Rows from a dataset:
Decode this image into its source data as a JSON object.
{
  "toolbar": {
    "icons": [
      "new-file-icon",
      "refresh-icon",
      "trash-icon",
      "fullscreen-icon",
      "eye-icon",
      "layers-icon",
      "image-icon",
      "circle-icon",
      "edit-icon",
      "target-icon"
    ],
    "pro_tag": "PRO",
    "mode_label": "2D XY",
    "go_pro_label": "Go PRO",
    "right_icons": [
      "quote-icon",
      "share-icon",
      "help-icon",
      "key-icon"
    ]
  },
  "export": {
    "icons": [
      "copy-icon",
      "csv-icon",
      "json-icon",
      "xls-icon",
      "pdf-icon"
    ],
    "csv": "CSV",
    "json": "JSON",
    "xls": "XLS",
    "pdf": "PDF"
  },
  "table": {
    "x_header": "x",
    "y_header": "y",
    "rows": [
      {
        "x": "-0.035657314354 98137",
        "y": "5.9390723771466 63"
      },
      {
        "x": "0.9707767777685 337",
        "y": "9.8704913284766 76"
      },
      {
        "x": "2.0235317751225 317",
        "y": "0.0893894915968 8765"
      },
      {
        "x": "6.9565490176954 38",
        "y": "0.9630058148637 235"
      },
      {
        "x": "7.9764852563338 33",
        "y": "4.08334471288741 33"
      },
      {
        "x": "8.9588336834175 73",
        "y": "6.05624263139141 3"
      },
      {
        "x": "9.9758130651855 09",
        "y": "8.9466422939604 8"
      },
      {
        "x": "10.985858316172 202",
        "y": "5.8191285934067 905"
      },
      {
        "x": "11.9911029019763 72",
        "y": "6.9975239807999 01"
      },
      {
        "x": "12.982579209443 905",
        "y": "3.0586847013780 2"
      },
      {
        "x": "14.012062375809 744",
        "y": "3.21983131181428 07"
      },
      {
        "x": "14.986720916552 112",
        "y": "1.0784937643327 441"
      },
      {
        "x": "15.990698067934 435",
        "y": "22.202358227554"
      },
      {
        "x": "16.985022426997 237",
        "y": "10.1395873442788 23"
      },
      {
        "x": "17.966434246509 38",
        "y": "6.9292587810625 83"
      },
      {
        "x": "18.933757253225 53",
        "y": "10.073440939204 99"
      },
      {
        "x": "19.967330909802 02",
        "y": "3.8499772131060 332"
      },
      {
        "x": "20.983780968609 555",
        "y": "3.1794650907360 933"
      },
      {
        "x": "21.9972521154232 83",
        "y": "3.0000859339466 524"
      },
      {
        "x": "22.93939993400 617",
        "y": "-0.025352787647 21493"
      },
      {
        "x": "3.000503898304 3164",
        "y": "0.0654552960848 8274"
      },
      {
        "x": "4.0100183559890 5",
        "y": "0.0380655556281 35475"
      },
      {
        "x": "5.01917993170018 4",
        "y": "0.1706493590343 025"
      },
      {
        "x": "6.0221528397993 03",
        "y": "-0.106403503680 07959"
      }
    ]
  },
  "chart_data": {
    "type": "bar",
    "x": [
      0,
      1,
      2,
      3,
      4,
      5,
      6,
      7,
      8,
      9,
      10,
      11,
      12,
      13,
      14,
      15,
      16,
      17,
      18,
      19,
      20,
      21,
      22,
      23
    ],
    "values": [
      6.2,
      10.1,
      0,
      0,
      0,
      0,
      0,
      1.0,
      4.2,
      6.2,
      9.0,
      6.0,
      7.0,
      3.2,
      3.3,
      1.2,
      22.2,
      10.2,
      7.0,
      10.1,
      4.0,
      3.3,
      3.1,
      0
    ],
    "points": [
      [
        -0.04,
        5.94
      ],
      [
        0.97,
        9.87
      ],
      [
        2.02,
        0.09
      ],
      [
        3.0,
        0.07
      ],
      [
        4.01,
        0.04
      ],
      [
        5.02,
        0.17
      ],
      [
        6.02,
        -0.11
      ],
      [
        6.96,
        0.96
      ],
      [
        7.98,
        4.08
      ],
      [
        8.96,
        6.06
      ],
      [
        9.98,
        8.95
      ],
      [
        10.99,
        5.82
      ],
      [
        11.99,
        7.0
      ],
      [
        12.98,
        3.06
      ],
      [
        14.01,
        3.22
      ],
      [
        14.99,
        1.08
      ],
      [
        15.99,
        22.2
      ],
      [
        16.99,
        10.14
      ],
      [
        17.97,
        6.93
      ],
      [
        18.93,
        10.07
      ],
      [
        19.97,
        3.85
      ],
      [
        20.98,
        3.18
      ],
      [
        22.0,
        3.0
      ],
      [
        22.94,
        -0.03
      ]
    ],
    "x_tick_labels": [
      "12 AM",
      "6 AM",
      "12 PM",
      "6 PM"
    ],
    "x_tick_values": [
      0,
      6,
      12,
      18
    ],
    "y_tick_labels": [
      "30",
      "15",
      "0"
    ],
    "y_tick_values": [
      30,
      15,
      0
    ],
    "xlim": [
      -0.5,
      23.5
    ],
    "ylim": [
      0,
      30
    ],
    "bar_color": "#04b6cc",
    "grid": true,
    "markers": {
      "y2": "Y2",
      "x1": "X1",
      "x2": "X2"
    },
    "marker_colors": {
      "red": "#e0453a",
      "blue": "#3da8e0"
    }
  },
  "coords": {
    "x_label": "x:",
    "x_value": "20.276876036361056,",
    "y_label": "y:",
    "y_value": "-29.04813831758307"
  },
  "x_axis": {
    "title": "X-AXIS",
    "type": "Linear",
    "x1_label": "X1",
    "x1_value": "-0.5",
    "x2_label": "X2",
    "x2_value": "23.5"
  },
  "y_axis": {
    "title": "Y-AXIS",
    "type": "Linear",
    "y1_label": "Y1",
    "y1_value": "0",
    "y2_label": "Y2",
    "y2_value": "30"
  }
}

WHAT IS ASKED:
Type out the entries again, word for word.

FINAL RESULT:
Decode this image into its source data as a JSON object.
{
  "toolbar": {
    "icons": [
      "new-file-icon",
      "refresh-icon",
      "trash-icon",
      "fullscreen-icon",
      "eye-icon",
      "layers-icon",
      "image-icon",
      "circle-icon",
      "edit-icon",
      "target-icon"
    ],
    "pro_tag": "PRO",
    "mode_label": "2D XY",
    "go_pro_label": "Go PRO",
    "right_icons": [
      "quote-icon",
      "share-icon",
      "help-icon",
      "key-icon"
    ]
  },
  "export": {
    "icons": [
      "copy-icon",
      "csv-icon",
      "json-icon",
      "xls-icon",
      "pdf-icon"
    ],
    "csv": "CSV",
    "json": "JSON",
    "xls": "XLS",
    "pdf": "PDF"
  },
  "table": {
    "x_header": "x",
    "y_header": "y",
    "rows": [
      {
        "x": "-0.035657314354 98137",
        "y": "5.9390723771466 63"
      },
      {
        "x": "0.9707767777685 337",
        "y": "9.8704913284766 76"
      },
      {
        "x": "2.0235317751225 317",
        "y": "0.0893894915968 8765"
      },
      {
        "x": "6.9565490176954 38",
        "y": "0.9630058148637 235"
      },
      {
        "x": "7.9764852563338 33",
        "y": "4.08334471288741 33"
      },
      {
        "x": "8.9588336834175 73",
        "y": "6.05624263139141 3"
      },
      {
        "x": "9.9758130651855 09",
        "y": "8.9466422939604 8"
      },
      {
        "x": "10.985858316172 202",
        "y": "5.8191285934067 905"
      },
      {
        "x": "11.9911029019763 72",
        "y": "6.9975239807999 01"
      },
      {
        "x": "12.982579209443 905",
        "y": "3.0586847013780 2"
      },
      {
        "x": "14.012062375809 744",
        "y": "3.21983131181428 07"
      },
      {
        "x": "14.986720916552 112",
        "y": "1.0784937643327 441"
      },
      {
        "x": "15.990698067934 435",
        "y": "22.202358227554"
      },
      {
        "x": "16.985022426997 237",
        "y": "10.1395873442788 23"
      },
      {
        "x": "17.966434246509 38",
        "y": "6.9292587810625 83"
      },
      {
        "x": "18.933757253225 53",
        "y": "10.073440939204 99"
      },
      {
        "x": "19.967330909802 02",
        "y": "3.8499772131060 332"
      },
      {
        "x": "20.983780968609 555",
        "y": "3.1794650907360 933"
      },
      {
        "x": "21.9972521154232 83",
        "y": "3.0000859339466 524"
      },
      {
        "x": "22.93939993400 617",
        "y": "-0.025352787647 21493"
      },
      {
        "x": "3.000503898304 3164",
        "y": "0.0654552960848 8274"
      },
      {
        "x": "4.0100183559890 5",
        "y": "0.0380655556281 35475"
      },
      {
        "x": "5.01917993170018 4",
        "y": "0.1706493590343 025"
      },
      {
        "x": "6.0221528397993 03",
        "y": "-0.106403503680 07959"
      }
    ]
  },
  "chart_data": {
    "type": "bar",
    "x": [
      0,
      1,
      2,
      3,
      4,
      5,
      6,
      7,
      8,
      9,
      10,
      11,
      12,
      13,
      14,
      15,
      16,
      17,
      18,
      19,
      20,
      21,
      22,
      23
    ],
    "values": [
      6.2,
      10.1,
      0,
      0,
      0,
      0,
      0,
      1.0,
      4.2,
      6.2,
      9.0,
      6.0,
      7.0,
      3.2,
      3.3,
      1.2,
      22.2,
      10.2,
      7.0,
      10.1,
      4.0,
      3.3,
      3.1,
      0
    ],
    "points": [
      [
        -0.04,
        5.94
      ],
      [
        0.97,
        9.87
      ],
      [
        2.02,
        0.09
      ],
      [
        3.0,
        0.07
      ],
      [
        4.01,
        0.04
      ],
      [
        5.02,
        0.17
      ],
      [
        6.02,
        -0.11
      ],
      [
        6.96,
        0.96
      ],
      [
        7.98,
        4.08
      ],
      [
        8.96,
        6.06
      ],
      [
        9.98,
        8.95
      ],
      [
        10.99,
        5.82
      ],
      [
        11.99,
        7.0
      ],
      [
        12.98,
        3.06
      ],
      [
        14.01,
        3.22
      ],
      [
        14.99,
        1.08
      ],
      [
        15.99,
        22.2
      ],
      [
        16.99,
        10.14
      ],
      [
        17.97,
        6.93
      ],
      [
        18.93,
        10.07
      ],
      [
        19.97,
        3.85
      ],
      [
        20.98,
        3.18
      ],
      [
        22.0,
        3.0
      ],
      [
        22.94,
        -0.03
      ]
    ],
    "x_tick_labels": [
      "12 AM",
      "6 AM",
      "12 PM",
      "6 PM"
    ],
    "x_tick_values": [
      0,
      6,
      12,
      18
    ],
    "y_tick_labels": [
      "30",
      "15",
      "0"
    ],
    "y_tick_values": [
      30,
      15,
      0
    ],
    "xlim": [
      -0.5,
      23.5
    ],
    "ylim": [
      0,
      30
    ],
    "bar_color": "#04b6cc",
    "grid": true,
    "markers": {
      "y2": "Y2",
      "x1": "X1",
      "x2": "X2"
    },
    "marker_colors": {
      "red": "#e0453a",
      "blue": "#3da8e0"
    }
  },
  "coords": {
    "x_label": "x:",
    "x_value": "20.276876036361056,",
    "y_label": "y:",
    "y_value": "-29.04813831758307"
  },
  "x_axis": {
    "title": "X-AXIS",
    "type": "Linear",
    "x1_label": "X1",
    "x1_value": "-0.5",
    "x2_label": "X2",
    "x2_value": "23.5"
  },
  "y_axis": {
    "title": "Y-AXIS",
    "type": "Linear",
    "y1_label": "Y1",
    "y1_value": "0",
    "y2_label": "Y2",
    "y2_value": "30"
  }
}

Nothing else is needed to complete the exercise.